→ Work to complete
Drop every picture, then transcribe the remaining data exactly.

* start *

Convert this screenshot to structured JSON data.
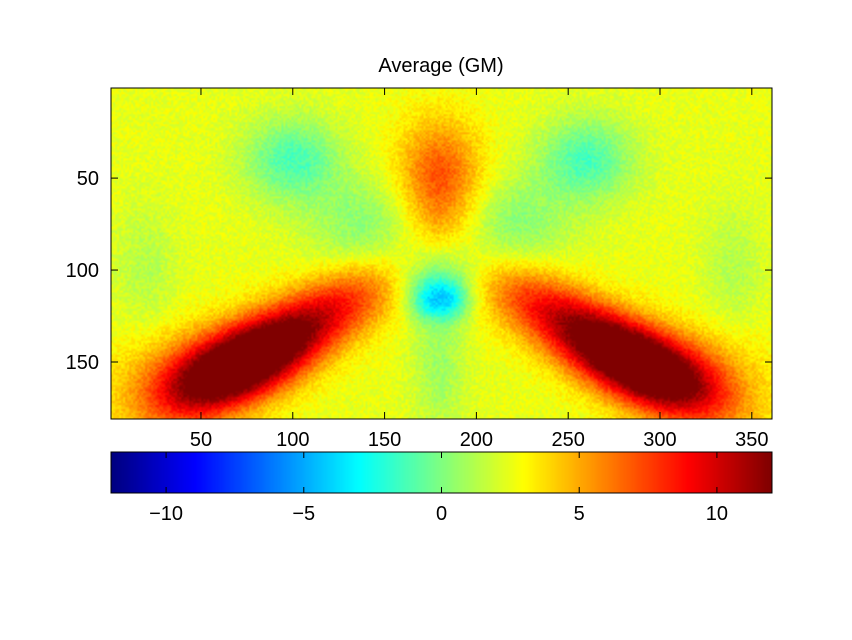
{
  "chart_data": {
    "type": "heatmap",
    "title": "Average (GM)",
    "xlabel": "",
    "ylabel": "",
    "xlim": [
      1,
      361
    ],
    "ylim": [
      181,
      1
    ],
    "y_direction": "reversed",
    "x_ticks": [
      "50",
      "100",
      "150",
      "200",
      "250",
      "300",
      "350"
    ],
    "x_tick_values": [
      50,
      100,
      150,
      200,
      250,
      300,
      350
    ],
    "y_ticks": [
      "50",
      "100",
      "150"
    ],
    "y_tick_values": [
      50,
      100,
      150
    ],
    "grid": false,
    "colormap": "jet",
    "colorbar": {
      "orientation": "horizontal",
      "placement": "below",
      "range": [
        -12,
        12
      ],
      "tick_values": [
        -10,
        -5,
        0,
        5,
        10
      ],
      "tick_labels": [
        "−10",
        "−5",
        "0",
        "5",
        "10"
      ]
    },
    "approximate_field": {
      "description_of_values": "estimated from colours; field is mirror-symmetric about x = 180",
      "background": 2.5,
      "features": [
        {
          "x": 70,
          "y": 152,
          "value": 11.5,
          "sx": 30,
          "sy": 14,
          "angle": -25
        },
        {
          "x": 110,
          "y": 128,
          "value": 7,
          "sx": 45,
          "sy": 13,
          "angle": -30
        },
        {
          "x": 180,
          "y": 50,
          "value": 5.5,
          "sx": 16,
          "sy": 22,
          "angle": 0
        },
        {
          "x": 178,
          "y": 116,
          "value": -4.5,
          "sx": 10,
          "sy": 8,
          "angle": 0
        },
        {
          "x": 100,
          "y": 40,
          "value": -3,
          "sx": 18,
          "sy": 16,
          "angle": 0
        },
        {
          "x": 140,
          "y": 75,
          "value": -1.5,
          "sx": 22,
          "sy": 18,
          "angle": 0
        },
        {
          "x": 175,
          "y": 100,
          "value": -2,
          "sx": 22,
          "sy": 12,
          "angle": 0
        },
        {
          "x": 20,
          "y": 100,
          "value": -0.5,
          "sx": 12,
          "sy": 25,
          "angle": 0
        },
        {
          "x": 180,
          "y": 150,
          "value": -1,
          "sx": 10,
          "sy": 30,
          "angle": 0
        },
        {
          "x": 35,
          "y": 160,
          "value": 3,
          "sx": 25,
          "sy": 20,
          "angle": 0
        }
      ]
    }
  }
}
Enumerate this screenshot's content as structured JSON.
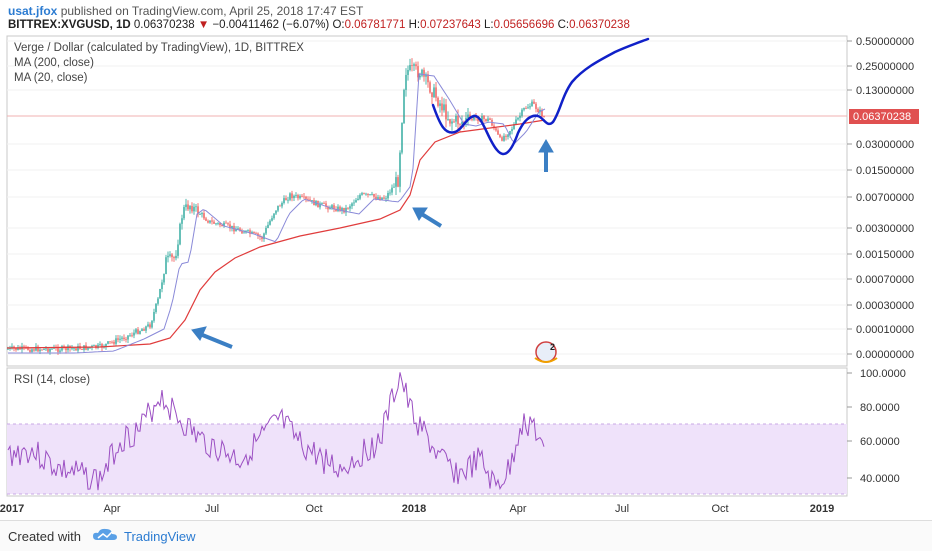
{
  "header": {
    "user": "usat.jfox",
    "published": "published on TradingView.com, April 25, 2018 17:47 EST",
    "symbol": "BITTREX:XVGUSD, 1D",
    "last": "0.06370238",
    "change": "−0.00411462 (−6.07%)",
    "o_label": "O:",
    "o": "0.06781771",
    "h_label": "H:",
    "h": "0.07237643",
    "l_label": "L:",
    "l": "0.05656696",
    "c_label": "C:",
    "c": "0.06370238"
  },
  "price_panel": {
    "title": "Verge / Dollar (calculated by TradingView), 1D, BITTREX",
    "ma200_label": "MA (200, close)",
    "ma20_label": "MA (20, close)",
    "ma200_color": "#e03c3c",
    "ma20_color": "#8a8ad8",
    "up_color": "#26a69a",
    "down_color": "#ef5350",
    "price_tag": "0.06370238"
  },
  "rsi_panel": {
    "title": "RSI (14, close)",
    "line_color": "#9b4fc2",
    "band_color": "#e9d7f7"
  },
  "footer": {
    "created": "Created with",
    "brand": "TradingView"
  },
  "chart_data": [
    {
      "type": "line",
      "panel": "price",
      "scale": "log",
      "y_ticks": [
        "0.50000000",
        "0.25000000",
        "0.13000000",
        "0.06370238",
        "0.03000000",
        "0.01500000",
        "0.00700000",
        "0.00300000",
        "0.00150000",
        "0.00070000",
        "0.00030000",
        "0.00010000",
        "0.00000000"
      ],
      "x_ticks": [
        "2017",
        "Apr",
        "Jul",
        "Oct",
        "2018",
        "Apr",
        "Jul",
        "Oct",
        "2019"
      ],
      "series": [
        {
          "name": "MA (200, close)",
          "values": []
        },
        {
          "name": "MA (20, close)",
          "values": []
        }
      ],
      "annotations": [
        {
          "type": "arrow",
          "description": "blue arrow pointing to MA(200) near Apr 2017"
        },
        {
          "type": "arrow",
          "description": "blue arrow pointing to MA(200) near Dec 2017"
        },
        {
          "type": "arrow",
          "description": "blue arrow pointing up, Apr 2018"
        },
        {
          "type": "curve",
          "description": "hand-drawn blue projection line upward to ~0.50"
        }
      ]
    },
    {
      "type": "line",
      "panel": "rsi",
      "y_ticks": [
        "100.0000",
        "80.0000",
        "60.0000",
        "40.0000"
      ],
      "band": [
        30,
        70
      ]
    }
  ]
}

* end *

→ Task answer
Convert this screenshot to structured JSON data.
{
  "chart_data": {
    "type": "heatmap",
    "title": "Average (GM)",
    "xlabel": "",
    "ylabel": "",
    "xlim": [
      1,
      361
    ],
    "ylim": [
      181,
      1
    ],
    "y_direction": "reversed",
    "x_ticks": [
      "50",
      "100",
      "150",
      "200",
      "250",
      "300",
      "350"
    ],
    "x_tick_values": [
      50,
      100,
      150,
      200,
      250,
      300,
      350
    ],
    "y_ticks": [
      "50",
      "100",
      "150"
    ],
    "y_tick_values": [
      50,
      100,
      150
    ],
    "grid": false,
    "colormap": "jet",
    "colorbar": {
      "orientation": "horizontal",
      "placement": "below",
      "range": [
        -12,
        12
      ],
      "tick_values": [
        -10,
        -5,
        0,
        5,
        10
      ],
      "tick_labels": [
        "−10",
        "−5",
        "0",
        "5",
        "10"
      ]
    },
    "approximate_field": {
      "description_of_values": "estimated from colours; field is mirror-symmetric about x = 180",
      "background": 2.5,
      "features": [
        {
          "x": 70,
          "y": 152,
          "value": 11.5,
          "sx": 30,
          "sy": 14,
          "angle": -25
        },
        {
          "x": 110,
          "y": 128,
          "value": 7,
          "sx": 45,
          "sy": 13,
          "angle": -30
        },
        {
          "x": 180,
          "y": 50,
          "value": 5.5,
          "sx": 16,
          "sy": 22,
          "angle": 0
        },
        {
          "x": 178,
          "y": 116,
          "value": -4.5,
          "sx": 10,
          "sy": 8,
          "angle": 0
        },
        {
          "x": 100,
          "y": 40,
          "value": -3,
          "sx": 18,
          "sy": 16,
          "angle": 0
        },
        {
          "x": 140,
          "y": 75,
          "value": -1.5,
          "sx": 22,
          "sy": 18,
          "angle": 0
        },
        {
          "x": 175,
          "y": 100,
          "value": -2,
          "sx": 22,
          "sy": 12,
          "angle": 0
        },
        {
          "x": 20,
          "y": 100,
          "value": -0.5,
          "sx": 12,
          "sy": 25,
          "angle": 0
        },
        {
          "x": 180,
          "y": 150,
          "value": -1,
          "sx": 10,
          "sy": 30,
          "angle": 0
        },
        {
          "x": 35,
          "y": 160,
          "value": 3,
          "sx": 25,
          "sy": 20,
          "angle": 0
        }
      ]
    }
  }
}
Enumerate this screenshot's content as structured JSON.
{
  "header": {
    "user": "usat.jfox",
    "published": "published on TradingView.com, April 25, 2018 17:47 EST",
    "symbol": "BITTREX:XVGUSD, 1D",
    "last": "0.06370238",
    "change": "−0.00411462 (−6.07%)",
    "o_label": "O:",
    "o": "0.06781771",
    "h_label": "H:",
    "h": "0.07237643",
    "l_label": "L:",
    "l": "0.05656696",
    "c_label": "C:",
    "c": "0.06370238"
  },
  "price_panel": {
    "title": "Verge / Dollar (calculated by TradingView), 1D, BITTREX",
    "ma200_label": "MA (200, close)",
    "ma20_label": "MA (20, close)",
    "ma200_color": "#e03c3c",
    "ma20_color": "#8a8ad8",
    "up_color": "#26a69a",
    "down_color": "#ef5350",
    "price_tag": "0.06370238"
  },
  "rsi_panel": {
    "title": "RSI (14, close)",
    "line_color": "#9b4fc2",
    "band_color": "#e9d7f7"
  },
  "footer": {
    "created": "Created with",
    "brand": "TradingView"
  },
  "chart_data": [
    {
      "type": "line",
      "panel": "price",
      "scale": "log",
      "y_ticks": [
        "0.50000000",
        "0.25000000",
        "0.13000000",
        "0.06370238",
        "0.03000000",
        "0.01500000",
        "0.00700000",
        "0.00300000",
        "0.00150000",
        "0.00070000",
        "0.00030000",
        "0.00010000",
        "0.00000000"
      ],
      "x_ticks": [
        "2017",
        "Apr",
        "Jul",
        "Oct",
        "2018",
        "Apr",
        "Jul",
        "Oct",
        "2019"
      ],
      "series": [
        {
          "name": "MA (200, close)",
          "values": []
        },
        {
          "name": "MA (20, close)",
          "values": []
        }
      ],
      "annotations": [
        {
          "type": "arrow",
          "description": "blue arrow pointing to MA(200) near Apr 2017"
        },
        {
          "type": "arrow",
          "description": "blue arrow pointing to MA(200) near Dec 2017"
        },
        {
          "type": "arrow",
          "description": "blue arrow pointing up, Apr 2018"
        },
        {
          "type": "curve",
          "description": "hand-drawn blue projection line upward to ~0.50"
        }
      ]
    },
    {
      "type": "line",
      "panel": "rsi",
      "y_ticks": [
        "100.0000",
        "80.0000",
        "60.0000",
        "40.0000"
      ],
      "band": [
        30,
        70
      ]
    }
  ]
}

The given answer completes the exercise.